===== Material supplied =====
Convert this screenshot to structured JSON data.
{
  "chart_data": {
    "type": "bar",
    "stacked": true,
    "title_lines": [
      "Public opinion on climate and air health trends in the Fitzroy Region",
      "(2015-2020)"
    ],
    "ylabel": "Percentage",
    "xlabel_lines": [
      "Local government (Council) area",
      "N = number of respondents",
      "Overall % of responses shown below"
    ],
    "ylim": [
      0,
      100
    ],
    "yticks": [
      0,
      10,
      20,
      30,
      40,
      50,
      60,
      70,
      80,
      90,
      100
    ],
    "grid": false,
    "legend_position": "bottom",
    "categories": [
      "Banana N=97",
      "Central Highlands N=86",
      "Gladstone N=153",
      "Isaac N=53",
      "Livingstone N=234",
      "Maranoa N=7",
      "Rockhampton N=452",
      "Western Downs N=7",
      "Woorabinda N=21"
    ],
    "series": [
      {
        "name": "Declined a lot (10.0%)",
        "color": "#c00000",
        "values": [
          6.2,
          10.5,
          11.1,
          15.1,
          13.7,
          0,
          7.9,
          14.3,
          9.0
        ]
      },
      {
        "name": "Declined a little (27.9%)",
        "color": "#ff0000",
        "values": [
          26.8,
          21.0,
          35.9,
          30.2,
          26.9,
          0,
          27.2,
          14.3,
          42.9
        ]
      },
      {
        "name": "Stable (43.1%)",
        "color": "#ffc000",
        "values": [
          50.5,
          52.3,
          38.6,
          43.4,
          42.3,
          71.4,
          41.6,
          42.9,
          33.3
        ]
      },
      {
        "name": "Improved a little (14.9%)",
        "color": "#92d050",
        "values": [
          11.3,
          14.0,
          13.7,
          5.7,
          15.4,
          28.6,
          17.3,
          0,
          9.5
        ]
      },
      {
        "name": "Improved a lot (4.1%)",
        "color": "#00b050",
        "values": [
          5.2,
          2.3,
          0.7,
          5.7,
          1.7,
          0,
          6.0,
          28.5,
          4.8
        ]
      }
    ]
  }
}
=====
===== Material supplied =====
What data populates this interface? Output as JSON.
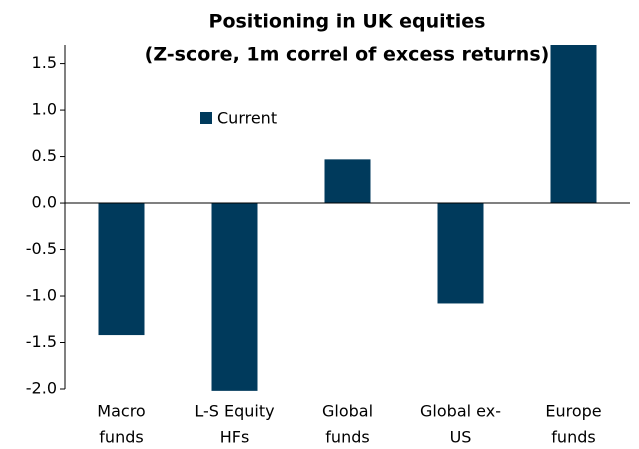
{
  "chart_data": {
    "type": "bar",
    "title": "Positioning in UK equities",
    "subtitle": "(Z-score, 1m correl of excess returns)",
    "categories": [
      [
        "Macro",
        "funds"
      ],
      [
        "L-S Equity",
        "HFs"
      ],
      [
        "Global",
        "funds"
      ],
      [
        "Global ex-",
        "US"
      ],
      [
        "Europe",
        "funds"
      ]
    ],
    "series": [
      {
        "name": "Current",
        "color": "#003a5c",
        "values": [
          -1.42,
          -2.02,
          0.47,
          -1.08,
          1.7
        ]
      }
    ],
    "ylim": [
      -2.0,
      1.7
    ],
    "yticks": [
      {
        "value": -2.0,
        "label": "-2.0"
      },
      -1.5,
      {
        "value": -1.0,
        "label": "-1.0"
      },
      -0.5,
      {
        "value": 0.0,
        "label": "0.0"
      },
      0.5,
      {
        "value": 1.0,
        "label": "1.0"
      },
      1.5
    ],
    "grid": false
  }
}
=====
The exercise —
Filter the entries down to the lines containing "Improved". Copy each of those lines.

Solution below —
        "name": "Improved a little (14.9%)",
        "name": "Improved a lot (4.1%)",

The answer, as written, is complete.